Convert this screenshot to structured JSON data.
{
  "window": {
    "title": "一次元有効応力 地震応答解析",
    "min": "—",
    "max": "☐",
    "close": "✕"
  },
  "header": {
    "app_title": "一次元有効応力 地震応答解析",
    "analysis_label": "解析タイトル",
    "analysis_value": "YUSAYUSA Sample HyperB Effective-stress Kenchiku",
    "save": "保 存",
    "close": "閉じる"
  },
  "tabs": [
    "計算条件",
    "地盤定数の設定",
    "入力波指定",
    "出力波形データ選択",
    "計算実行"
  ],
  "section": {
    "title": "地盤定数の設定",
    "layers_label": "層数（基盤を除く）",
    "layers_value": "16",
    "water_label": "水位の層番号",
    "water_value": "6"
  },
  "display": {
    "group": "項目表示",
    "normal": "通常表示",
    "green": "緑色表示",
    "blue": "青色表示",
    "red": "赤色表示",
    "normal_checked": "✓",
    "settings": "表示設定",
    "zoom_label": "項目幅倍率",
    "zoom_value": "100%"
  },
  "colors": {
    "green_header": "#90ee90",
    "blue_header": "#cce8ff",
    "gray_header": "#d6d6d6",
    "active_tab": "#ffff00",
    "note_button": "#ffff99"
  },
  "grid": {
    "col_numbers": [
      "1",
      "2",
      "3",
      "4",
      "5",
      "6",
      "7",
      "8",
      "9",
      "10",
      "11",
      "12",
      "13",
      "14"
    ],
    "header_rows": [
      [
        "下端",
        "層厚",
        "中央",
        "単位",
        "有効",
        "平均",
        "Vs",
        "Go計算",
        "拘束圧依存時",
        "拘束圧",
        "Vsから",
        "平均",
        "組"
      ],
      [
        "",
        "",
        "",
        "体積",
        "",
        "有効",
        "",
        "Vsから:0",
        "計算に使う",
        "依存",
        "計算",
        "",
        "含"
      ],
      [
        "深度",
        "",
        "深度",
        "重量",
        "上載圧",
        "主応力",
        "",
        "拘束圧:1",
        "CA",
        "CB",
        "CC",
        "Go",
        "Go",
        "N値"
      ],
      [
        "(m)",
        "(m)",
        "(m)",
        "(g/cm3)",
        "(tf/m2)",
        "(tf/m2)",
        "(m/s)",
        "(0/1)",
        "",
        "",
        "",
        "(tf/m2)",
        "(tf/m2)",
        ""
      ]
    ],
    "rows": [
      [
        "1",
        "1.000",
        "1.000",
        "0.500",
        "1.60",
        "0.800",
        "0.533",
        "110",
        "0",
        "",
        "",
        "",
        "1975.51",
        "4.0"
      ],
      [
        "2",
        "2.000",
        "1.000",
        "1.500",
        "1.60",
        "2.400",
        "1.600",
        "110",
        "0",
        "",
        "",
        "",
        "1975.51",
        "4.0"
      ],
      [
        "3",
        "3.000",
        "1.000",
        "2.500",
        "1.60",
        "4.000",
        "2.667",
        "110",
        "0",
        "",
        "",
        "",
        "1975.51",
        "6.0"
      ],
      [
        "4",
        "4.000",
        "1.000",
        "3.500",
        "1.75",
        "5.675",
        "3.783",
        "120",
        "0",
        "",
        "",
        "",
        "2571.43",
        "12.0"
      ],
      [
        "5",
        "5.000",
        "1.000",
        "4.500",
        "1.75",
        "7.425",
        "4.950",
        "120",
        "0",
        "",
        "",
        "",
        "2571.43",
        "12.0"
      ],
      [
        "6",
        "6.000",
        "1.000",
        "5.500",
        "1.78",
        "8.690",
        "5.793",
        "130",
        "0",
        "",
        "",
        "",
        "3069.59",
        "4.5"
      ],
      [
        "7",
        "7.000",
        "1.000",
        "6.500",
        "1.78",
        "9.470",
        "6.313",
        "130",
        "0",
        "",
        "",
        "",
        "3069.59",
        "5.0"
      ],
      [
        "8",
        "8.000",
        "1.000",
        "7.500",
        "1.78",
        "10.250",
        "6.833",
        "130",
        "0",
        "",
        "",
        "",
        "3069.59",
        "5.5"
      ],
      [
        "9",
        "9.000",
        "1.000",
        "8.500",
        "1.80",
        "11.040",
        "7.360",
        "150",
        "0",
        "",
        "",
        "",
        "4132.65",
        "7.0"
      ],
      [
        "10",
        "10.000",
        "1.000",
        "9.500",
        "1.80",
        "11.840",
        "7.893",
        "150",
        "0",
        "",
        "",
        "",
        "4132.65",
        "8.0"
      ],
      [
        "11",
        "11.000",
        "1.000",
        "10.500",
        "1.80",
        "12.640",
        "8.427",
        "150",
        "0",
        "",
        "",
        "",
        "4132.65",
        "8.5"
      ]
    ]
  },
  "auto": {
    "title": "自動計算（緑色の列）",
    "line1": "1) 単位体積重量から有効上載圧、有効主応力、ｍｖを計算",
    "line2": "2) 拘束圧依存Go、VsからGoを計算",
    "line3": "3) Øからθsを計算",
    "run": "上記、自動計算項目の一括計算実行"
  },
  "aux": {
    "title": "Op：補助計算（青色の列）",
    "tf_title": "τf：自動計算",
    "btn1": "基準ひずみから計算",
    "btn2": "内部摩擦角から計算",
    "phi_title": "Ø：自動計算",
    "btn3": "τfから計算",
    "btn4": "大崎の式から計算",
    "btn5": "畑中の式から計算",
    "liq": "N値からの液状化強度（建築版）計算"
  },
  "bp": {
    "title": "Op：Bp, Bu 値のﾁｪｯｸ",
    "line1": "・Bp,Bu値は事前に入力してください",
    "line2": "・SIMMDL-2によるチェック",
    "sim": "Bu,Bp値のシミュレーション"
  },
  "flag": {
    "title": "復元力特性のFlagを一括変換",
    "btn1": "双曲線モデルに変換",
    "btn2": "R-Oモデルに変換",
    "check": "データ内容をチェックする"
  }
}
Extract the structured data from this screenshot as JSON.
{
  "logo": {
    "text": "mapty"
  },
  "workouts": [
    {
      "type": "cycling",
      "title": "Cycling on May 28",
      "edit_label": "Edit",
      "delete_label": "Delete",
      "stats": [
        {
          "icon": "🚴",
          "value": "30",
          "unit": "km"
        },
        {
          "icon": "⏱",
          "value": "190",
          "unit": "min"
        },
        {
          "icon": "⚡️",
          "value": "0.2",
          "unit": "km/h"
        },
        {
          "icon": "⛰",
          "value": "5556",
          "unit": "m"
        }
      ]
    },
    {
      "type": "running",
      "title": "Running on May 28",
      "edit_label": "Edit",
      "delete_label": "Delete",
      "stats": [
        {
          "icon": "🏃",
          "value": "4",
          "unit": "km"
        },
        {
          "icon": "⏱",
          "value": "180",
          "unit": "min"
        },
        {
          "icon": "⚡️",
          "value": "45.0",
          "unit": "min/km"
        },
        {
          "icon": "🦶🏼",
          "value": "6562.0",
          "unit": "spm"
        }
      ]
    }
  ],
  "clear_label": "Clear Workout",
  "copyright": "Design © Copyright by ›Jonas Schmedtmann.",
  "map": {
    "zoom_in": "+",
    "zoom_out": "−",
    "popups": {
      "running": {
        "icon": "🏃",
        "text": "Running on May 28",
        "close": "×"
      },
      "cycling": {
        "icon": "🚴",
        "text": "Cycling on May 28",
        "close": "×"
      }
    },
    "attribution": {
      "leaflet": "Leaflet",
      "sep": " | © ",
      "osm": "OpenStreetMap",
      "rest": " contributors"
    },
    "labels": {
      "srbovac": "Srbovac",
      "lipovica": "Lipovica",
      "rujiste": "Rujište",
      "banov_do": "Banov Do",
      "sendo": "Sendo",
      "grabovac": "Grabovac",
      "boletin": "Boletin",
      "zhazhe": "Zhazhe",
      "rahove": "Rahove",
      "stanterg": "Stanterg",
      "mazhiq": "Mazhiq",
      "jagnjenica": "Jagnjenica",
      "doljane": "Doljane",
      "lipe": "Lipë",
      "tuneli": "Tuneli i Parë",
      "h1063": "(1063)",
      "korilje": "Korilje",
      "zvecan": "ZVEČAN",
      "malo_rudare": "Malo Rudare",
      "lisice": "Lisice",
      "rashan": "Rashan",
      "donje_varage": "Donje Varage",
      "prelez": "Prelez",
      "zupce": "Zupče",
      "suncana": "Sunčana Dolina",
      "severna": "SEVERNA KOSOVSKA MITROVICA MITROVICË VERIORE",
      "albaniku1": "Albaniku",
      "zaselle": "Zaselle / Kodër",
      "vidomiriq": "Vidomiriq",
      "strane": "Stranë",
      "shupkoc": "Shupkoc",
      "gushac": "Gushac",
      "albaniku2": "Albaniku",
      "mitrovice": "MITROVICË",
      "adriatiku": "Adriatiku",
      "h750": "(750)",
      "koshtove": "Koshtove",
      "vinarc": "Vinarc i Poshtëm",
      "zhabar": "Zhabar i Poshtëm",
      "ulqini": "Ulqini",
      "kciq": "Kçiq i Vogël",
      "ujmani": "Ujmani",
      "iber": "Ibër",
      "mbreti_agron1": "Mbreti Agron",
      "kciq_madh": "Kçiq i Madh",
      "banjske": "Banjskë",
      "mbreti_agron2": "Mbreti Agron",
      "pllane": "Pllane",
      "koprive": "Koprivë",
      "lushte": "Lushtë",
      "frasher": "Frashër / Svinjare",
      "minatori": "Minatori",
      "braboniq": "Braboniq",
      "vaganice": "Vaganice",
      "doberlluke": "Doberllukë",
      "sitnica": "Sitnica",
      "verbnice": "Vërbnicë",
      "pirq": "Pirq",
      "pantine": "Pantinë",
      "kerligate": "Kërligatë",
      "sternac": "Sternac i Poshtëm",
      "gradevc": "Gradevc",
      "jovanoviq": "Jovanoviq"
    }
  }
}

EXERCISE DIRECTIONS:
Look through the records and gather every line containing "JSON".

THE COMPLETED TASK:
Convert this screenshot to structured JSON data.
Extract the structured data from this screenshot as JSON.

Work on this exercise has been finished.